▶ _Bijbehorende rijen_
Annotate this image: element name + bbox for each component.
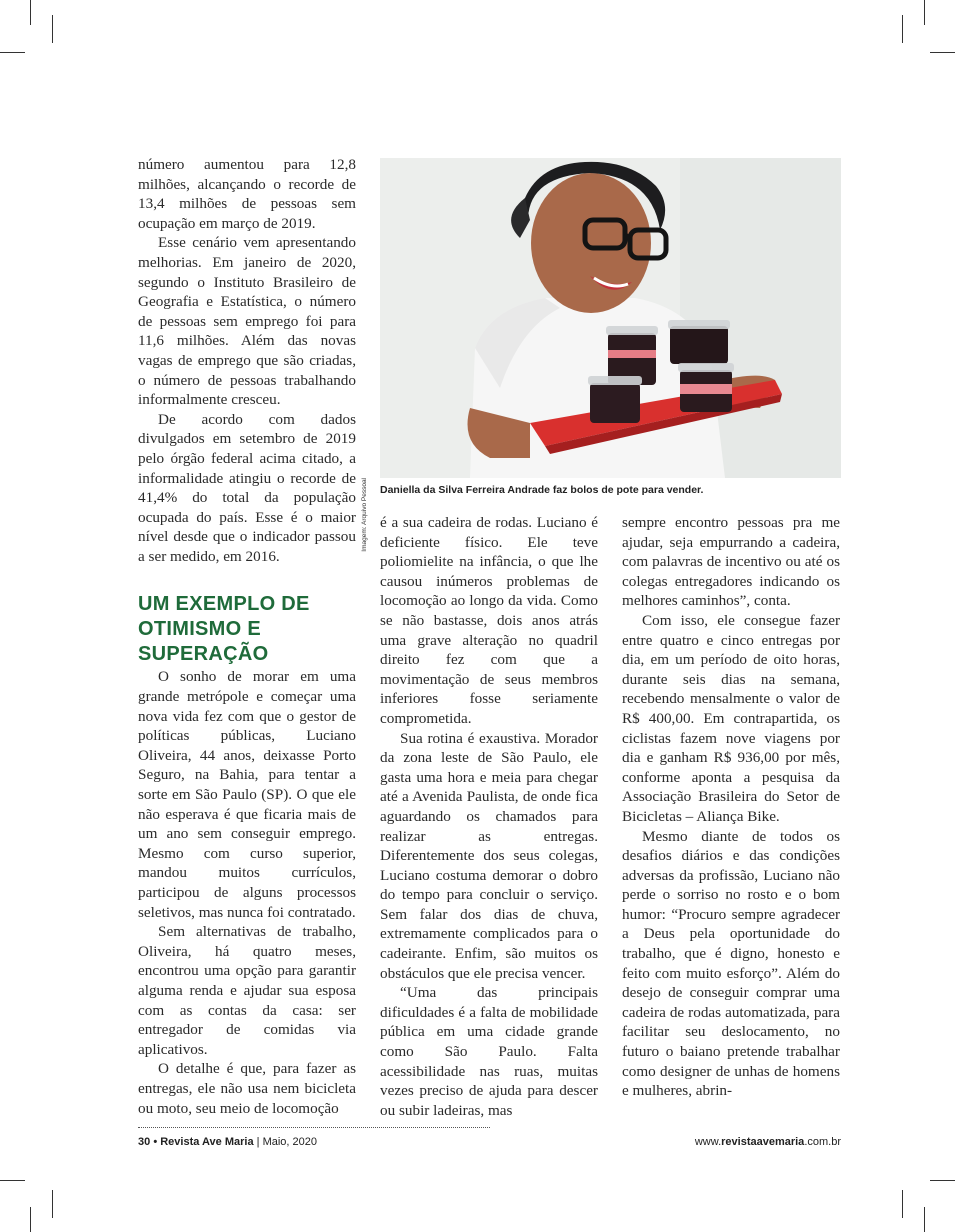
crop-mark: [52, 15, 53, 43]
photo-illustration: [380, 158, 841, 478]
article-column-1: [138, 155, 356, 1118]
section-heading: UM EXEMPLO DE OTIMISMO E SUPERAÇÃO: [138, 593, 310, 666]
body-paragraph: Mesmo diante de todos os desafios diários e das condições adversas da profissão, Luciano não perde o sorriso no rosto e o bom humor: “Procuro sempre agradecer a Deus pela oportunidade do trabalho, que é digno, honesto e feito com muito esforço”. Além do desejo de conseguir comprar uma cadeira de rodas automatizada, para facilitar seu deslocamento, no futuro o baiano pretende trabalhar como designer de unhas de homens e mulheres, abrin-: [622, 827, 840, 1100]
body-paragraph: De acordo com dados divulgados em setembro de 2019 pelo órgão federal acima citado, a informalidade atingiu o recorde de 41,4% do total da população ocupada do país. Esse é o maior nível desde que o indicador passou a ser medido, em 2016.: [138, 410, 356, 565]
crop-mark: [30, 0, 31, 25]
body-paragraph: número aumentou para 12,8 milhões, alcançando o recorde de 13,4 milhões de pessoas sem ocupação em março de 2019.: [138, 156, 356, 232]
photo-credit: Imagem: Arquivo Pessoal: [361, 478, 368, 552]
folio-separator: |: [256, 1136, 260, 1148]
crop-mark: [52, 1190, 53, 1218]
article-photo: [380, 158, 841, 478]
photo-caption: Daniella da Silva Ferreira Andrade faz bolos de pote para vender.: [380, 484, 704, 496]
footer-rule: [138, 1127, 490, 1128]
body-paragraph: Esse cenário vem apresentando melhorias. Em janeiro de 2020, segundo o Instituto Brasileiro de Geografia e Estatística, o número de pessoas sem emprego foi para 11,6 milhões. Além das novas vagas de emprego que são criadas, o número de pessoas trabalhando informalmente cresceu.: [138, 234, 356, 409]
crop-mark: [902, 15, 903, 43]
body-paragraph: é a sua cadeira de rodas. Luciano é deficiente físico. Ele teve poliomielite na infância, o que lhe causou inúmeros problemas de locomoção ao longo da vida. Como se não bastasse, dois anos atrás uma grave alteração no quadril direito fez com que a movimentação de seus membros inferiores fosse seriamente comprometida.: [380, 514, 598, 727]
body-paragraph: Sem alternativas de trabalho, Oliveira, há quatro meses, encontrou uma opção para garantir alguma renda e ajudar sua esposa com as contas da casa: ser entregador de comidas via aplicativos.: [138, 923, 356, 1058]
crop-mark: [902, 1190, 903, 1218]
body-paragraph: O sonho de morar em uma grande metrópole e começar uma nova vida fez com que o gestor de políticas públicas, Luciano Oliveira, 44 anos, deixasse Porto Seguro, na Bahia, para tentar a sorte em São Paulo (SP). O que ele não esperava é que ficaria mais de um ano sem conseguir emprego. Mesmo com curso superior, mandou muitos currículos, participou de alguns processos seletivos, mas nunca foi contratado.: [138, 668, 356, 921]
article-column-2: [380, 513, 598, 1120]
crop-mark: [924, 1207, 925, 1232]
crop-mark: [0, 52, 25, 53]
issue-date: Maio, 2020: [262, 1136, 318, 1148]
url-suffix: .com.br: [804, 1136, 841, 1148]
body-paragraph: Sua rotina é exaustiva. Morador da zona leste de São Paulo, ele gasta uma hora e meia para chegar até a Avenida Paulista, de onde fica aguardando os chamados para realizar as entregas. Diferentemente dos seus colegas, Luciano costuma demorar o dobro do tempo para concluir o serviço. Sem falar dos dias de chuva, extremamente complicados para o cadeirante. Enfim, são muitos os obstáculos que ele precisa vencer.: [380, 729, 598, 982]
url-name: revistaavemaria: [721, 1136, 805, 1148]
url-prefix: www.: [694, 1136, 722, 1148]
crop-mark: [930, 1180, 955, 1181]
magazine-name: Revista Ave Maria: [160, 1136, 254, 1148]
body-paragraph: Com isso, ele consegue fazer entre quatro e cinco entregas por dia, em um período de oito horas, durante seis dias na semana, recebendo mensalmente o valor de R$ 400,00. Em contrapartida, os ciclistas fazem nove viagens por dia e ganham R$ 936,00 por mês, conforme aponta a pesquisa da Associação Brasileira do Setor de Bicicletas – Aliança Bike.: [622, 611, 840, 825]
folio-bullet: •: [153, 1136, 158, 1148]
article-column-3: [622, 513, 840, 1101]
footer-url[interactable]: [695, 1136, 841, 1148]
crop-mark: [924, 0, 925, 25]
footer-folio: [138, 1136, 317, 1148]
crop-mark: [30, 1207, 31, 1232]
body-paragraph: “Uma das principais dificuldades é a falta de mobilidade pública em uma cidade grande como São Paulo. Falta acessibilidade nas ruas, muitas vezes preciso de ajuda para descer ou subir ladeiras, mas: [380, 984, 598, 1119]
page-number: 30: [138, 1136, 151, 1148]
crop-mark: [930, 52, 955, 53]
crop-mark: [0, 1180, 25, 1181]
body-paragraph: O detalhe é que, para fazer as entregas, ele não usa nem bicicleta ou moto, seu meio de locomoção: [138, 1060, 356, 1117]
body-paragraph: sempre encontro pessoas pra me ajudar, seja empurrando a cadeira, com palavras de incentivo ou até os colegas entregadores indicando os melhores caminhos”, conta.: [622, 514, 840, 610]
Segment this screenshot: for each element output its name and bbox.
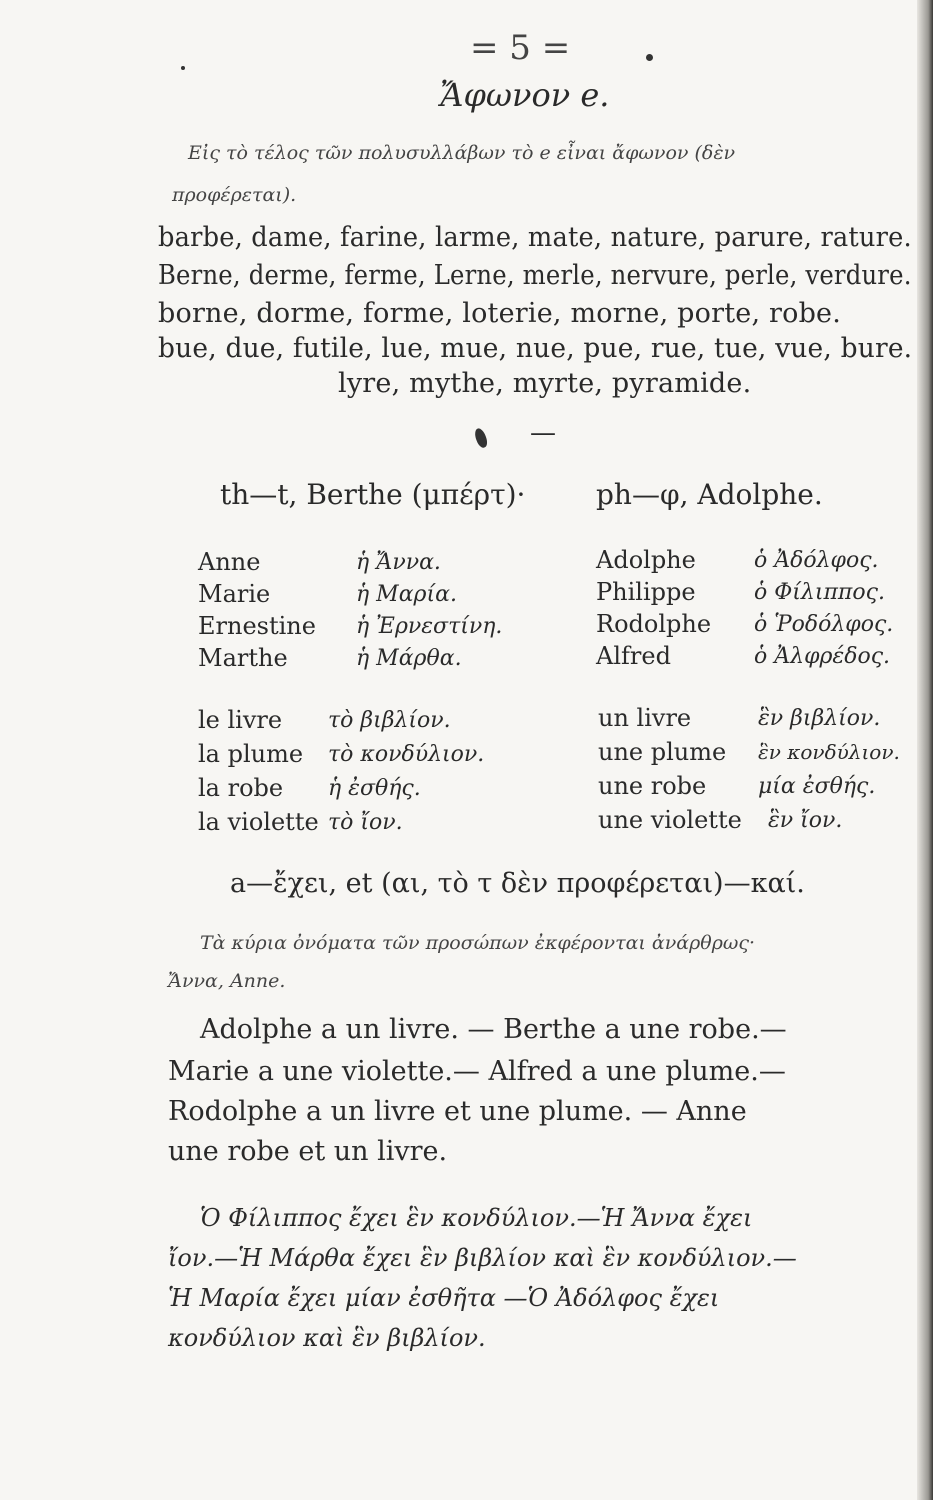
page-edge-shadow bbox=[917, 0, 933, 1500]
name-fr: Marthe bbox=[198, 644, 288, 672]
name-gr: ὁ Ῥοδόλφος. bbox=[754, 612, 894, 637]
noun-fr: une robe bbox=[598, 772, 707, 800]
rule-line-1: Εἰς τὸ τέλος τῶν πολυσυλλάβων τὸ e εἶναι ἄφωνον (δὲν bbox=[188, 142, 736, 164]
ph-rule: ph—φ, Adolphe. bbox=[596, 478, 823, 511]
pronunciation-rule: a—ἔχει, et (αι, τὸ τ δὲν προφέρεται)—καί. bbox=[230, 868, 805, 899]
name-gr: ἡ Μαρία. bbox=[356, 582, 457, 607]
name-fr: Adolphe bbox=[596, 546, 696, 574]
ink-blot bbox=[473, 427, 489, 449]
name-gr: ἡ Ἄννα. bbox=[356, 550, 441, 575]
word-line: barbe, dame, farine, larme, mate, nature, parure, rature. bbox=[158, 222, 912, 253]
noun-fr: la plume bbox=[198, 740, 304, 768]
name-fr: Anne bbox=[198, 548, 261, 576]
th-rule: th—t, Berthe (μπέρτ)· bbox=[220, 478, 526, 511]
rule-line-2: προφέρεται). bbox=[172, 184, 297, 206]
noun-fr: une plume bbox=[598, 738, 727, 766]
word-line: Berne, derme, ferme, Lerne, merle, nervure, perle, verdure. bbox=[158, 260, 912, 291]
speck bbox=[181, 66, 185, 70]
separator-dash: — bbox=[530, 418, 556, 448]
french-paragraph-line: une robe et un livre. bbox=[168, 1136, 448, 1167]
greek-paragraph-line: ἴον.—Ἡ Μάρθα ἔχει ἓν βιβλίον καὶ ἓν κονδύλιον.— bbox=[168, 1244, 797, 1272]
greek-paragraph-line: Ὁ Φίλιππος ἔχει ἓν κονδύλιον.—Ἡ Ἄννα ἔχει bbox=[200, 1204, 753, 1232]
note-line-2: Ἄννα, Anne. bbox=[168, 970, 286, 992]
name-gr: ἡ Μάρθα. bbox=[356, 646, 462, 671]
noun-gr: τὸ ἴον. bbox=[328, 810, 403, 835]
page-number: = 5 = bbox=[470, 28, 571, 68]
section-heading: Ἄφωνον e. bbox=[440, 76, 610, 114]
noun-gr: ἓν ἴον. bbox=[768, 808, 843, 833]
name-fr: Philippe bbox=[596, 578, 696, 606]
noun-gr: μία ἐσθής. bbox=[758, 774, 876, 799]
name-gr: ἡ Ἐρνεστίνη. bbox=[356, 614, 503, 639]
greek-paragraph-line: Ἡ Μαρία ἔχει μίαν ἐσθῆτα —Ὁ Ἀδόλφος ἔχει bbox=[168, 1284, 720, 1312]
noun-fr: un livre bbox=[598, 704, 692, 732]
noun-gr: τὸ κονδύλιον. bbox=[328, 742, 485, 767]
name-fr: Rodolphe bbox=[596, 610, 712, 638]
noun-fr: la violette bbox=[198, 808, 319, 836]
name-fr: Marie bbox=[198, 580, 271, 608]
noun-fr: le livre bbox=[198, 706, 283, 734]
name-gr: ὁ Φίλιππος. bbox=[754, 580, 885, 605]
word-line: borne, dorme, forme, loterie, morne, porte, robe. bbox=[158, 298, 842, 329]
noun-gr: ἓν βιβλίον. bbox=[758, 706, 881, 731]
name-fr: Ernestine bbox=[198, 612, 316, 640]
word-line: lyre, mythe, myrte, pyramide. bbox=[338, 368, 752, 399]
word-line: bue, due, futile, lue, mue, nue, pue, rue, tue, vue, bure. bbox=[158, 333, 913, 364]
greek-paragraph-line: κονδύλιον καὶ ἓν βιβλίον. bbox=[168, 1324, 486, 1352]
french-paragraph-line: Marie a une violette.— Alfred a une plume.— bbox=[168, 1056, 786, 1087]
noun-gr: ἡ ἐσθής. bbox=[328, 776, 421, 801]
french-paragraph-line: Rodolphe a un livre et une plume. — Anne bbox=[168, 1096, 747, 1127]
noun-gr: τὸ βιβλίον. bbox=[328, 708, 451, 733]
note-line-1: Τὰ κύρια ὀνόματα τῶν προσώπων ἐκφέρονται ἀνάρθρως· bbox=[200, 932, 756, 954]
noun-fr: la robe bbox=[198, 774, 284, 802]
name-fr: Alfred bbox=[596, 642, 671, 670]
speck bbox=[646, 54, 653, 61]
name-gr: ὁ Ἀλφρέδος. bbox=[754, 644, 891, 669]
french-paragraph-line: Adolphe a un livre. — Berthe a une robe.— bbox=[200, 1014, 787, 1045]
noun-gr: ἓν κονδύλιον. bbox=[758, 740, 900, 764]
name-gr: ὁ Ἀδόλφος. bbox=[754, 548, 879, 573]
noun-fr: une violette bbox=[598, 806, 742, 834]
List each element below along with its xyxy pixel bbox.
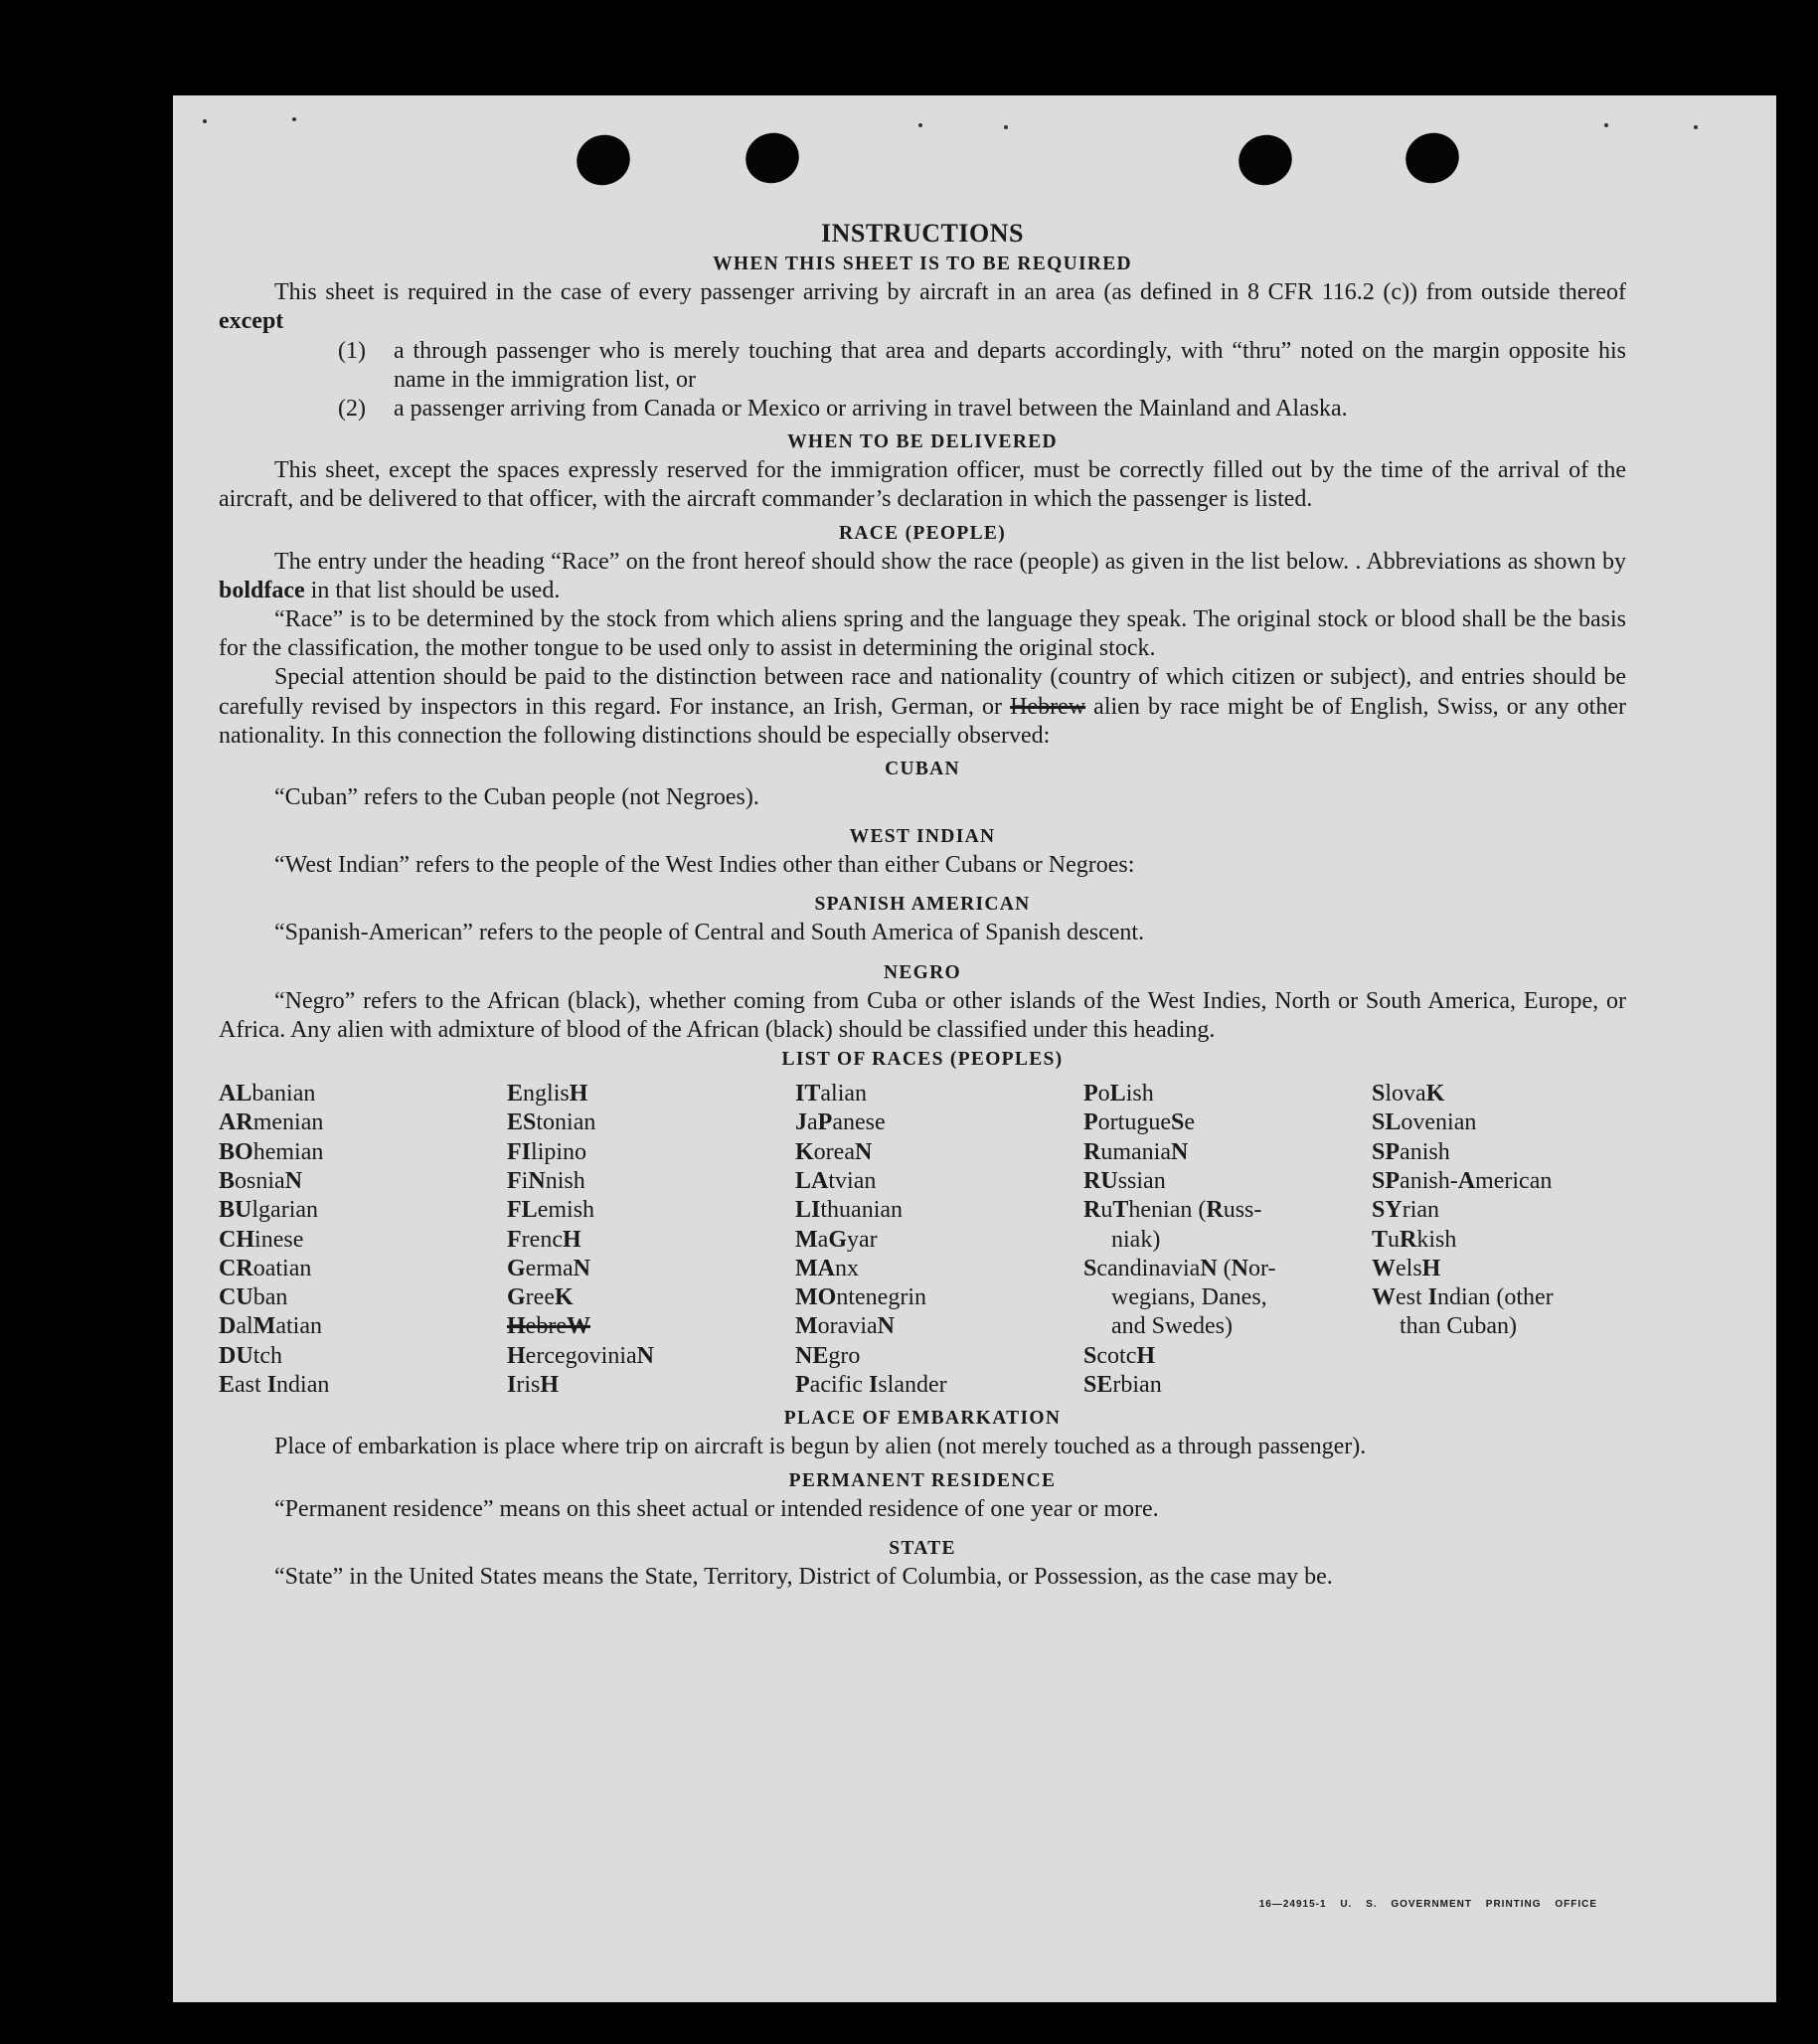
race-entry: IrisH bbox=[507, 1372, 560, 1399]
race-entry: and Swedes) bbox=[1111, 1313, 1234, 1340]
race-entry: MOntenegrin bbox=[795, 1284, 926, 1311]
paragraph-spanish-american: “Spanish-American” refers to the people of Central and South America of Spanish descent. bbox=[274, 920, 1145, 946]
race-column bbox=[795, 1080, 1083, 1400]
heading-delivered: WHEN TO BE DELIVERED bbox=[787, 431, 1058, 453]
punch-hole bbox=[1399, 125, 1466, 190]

▶ _Gevraagde opdracht_
Werk de rijen bij vanaf de regel met "race-entry: IrisH bbox=[507, 1372, 560, 1399]" tot en met het einde van de rijen, en vervang daarin "punch-hole" door "binding-hole". Geef alleen die regels terug en laat verder alles ongewijzigd.

▶ _Als antwoord_
race-entry: IrisH bbox=[507, 1372, 560, 1399]
race-entry: and Swedes) bbox=[1111, 1313, 1234, 1340]
race-entry: MOntenegrin bbox=[795, 1284, 926, 1311]
paragraph-spanish-american: “Spanish-American” refers to the people of Central and South America of Spanish descent. bbox=[274, 920, 1145, 946]
race-column bbox=[795, 1080, 1083, 1400]
heading-delivered: WHEN TO BE DELIVERED bbox=[787, 431, 1058, 453]
binding-hole bbox=[1399, 125, 1466, 190]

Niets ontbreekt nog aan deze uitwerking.